-- START TEXT EXTRACT --
But even in these most extreme instances, the majority of the officers whose cases have been resolved have not been convicted, The Post analysis found.
And when they are convicted or plead guilty, they’ve tended to get little time behind bars, on average four years and sometimes only weeks. Jurors are very reluctant to punish police officers, tending to view them as guardians of order, according to prosecutors and defense lawyers.
The definition of “officers” used in the analysis extends beyond local police to all government law enforcement personnel who are armed, including sheriff’s deputies and corrections officers. The analysis included some shootings that officers described as accidental.
There is no accurate tally of all the cases of police shootings across the country, even deadly ones. The FBI maintains a national database of fatal shootings by officers but does not require police departments to keep it updated.
‘As soon as I fired the shot, I knew the threat was done’
(Whitney Leaming / The Washington Post)
Over the past year, a series of controversial police killings of unarmed victims — including Michael Brown in Ferguson, Mo., Tamir Rice in Cleveland and Eric Garner on Staten Island — has raised questions over what it takes for officers to face criminal charges. Often, the public is divided over whether the police went too far. Only in rare cases do prosecutors and grand juries decide that the killing cannot be justified.
Such cases include a Michigan state trooper who shot and killed an unarmed homeless man in Detroit as he was shuffling toward him, the man’s pants down past his knees. The incident was captured on video, and the officer, who said he thought the man had a gun, was charged with second-degree murder. A jury accepted the officer’s account and found him not guilty. He remains on the job.
-- END TEXT EXTRACT --
-- START PROVIDED RECORDS --
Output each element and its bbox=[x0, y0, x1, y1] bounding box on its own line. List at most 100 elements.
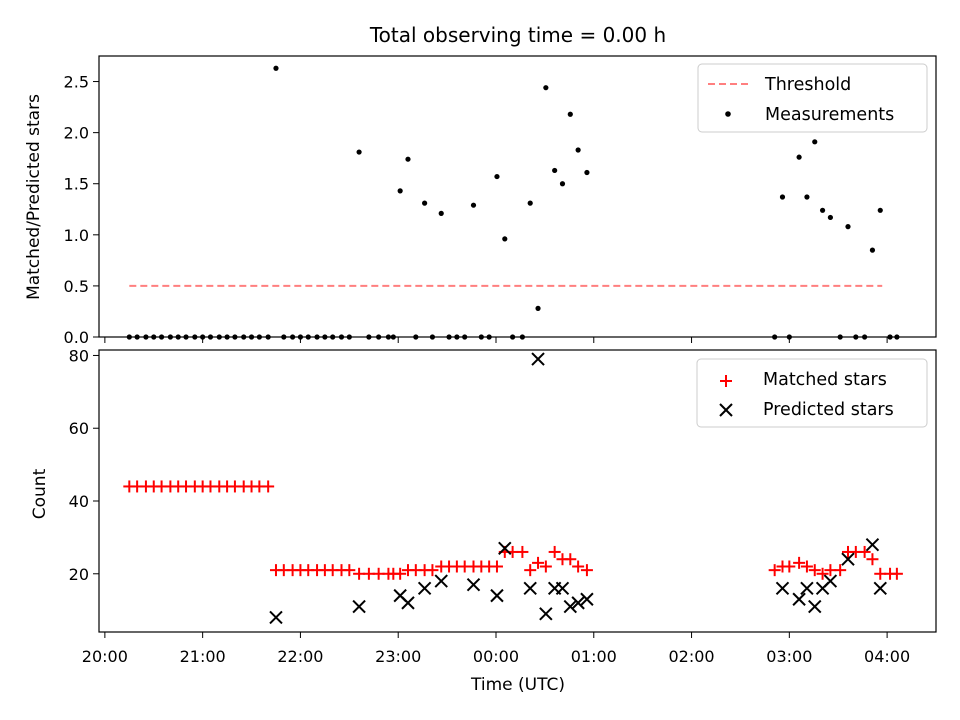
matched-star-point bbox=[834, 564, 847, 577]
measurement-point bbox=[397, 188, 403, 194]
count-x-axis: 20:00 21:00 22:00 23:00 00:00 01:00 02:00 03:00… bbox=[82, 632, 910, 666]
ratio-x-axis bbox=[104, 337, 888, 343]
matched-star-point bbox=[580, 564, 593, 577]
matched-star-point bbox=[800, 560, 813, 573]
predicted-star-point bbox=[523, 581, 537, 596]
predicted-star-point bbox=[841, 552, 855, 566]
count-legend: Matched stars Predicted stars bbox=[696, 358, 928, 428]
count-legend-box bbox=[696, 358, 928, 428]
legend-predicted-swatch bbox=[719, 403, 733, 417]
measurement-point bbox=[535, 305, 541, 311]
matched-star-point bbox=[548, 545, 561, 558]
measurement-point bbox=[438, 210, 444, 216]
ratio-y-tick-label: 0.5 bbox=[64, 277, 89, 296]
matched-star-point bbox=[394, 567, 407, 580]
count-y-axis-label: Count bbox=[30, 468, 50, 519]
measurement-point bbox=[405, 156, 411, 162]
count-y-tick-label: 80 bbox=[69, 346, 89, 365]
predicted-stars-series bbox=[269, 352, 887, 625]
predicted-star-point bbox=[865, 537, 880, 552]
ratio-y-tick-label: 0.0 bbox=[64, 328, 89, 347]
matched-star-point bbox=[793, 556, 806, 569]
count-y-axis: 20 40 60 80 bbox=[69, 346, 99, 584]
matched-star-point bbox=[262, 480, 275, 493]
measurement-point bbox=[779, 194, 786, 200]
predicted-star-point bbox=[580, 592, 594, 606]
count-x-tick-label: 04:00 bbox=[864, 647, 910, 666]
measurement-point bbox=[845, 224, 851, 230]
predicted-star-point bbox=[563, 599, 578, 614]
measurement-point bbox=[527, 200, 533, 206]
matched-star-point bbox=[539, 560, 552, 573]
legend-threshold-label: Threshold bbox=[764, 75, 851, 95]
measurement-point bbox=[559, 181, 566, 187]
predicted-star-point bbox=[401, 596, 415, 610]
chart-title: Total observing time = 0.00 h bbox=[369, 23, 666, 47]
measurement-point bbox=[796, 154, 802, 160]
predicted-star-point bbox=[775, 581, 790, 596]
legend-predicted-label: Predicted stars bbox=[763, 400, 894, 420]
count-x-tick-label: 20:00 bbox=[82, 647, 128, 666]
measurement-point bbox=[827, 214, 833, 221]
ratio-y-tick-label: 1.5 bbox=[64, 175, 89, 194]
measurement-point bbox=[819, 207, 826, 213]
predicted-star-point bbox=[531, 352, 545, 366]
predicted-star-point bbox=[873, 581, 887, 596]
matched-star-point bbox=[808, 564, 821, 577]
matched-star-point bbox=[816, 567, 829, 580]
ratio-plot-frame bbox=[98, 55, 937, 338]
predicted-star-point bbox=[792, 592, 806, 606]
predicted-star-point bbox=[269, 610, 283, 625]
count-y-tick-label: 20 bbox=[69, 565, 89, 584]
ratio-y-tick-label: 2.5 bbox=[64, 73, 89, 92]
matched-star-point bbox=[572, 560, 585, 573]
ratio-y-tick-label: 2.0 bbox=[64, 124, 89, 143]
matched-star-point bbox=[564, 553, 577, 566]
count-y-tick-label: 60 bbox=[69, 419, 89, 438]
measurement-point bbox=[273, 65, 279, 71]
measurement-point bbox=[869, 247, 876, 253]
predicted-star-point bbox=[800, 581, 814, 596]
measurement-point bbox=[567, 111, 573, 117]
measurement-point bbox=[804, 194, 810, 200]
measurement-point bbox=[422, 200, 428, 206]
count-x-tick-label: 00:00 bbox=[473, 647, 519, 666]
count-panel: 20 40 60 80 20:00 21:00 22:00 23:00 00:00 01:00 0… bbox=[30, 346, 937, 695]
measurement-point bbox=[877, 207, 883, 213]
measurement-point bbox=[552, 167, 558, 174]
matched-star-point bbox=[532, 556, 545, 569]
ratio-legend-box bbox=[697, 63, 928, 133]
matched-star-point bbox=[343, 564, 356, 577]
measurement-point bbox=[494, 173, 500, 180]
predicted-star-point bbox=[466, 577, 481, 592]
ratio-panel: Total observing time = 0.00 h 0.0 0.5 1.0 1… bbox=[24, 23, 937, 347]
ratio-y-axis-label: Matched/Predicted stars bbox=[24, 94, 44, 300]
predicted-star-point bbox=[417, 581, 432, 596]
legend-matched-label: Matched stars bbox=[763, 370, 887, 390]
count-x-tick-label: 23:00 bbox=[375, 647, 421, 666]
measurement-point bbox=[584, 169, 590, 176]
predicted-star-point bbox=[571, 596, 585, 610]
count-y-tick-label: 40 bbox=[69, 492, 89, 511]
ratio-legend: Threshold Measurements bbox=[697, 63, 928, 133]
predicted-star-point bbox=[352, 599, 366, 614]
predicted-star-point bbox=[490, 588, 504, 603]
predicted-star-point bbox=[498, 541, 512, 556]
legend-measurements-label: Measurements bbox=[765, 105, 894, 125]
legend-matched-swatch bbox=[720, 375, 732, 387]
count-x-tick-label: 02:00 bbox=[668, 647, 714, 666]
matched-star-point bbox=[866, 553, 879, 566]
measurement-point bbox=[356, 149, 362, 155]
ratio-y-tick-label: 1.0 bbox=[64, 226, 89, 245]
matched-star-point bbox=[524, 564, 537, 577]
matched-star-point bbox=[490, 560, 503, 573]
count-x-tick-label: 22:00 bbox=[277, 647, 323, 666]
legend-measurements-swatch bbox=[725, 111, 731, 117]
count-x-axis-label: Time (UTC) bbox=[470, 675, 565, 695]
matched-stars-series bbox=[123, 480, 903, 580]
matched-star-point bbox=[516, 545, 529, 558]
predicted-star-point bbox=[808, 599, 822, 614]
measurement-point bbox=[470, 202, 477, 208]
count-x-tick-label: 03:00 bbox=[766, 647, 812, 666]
-- END PROVIDED RECORDS --
- GIVEN REQUEST:
In the text on police shootings, what charge did the Michigan state trooper face after shooting the homeless man in Detroit? The records play no part in what follows.

- SOLUTION TO THE EXERCISE:
Second-degree murder.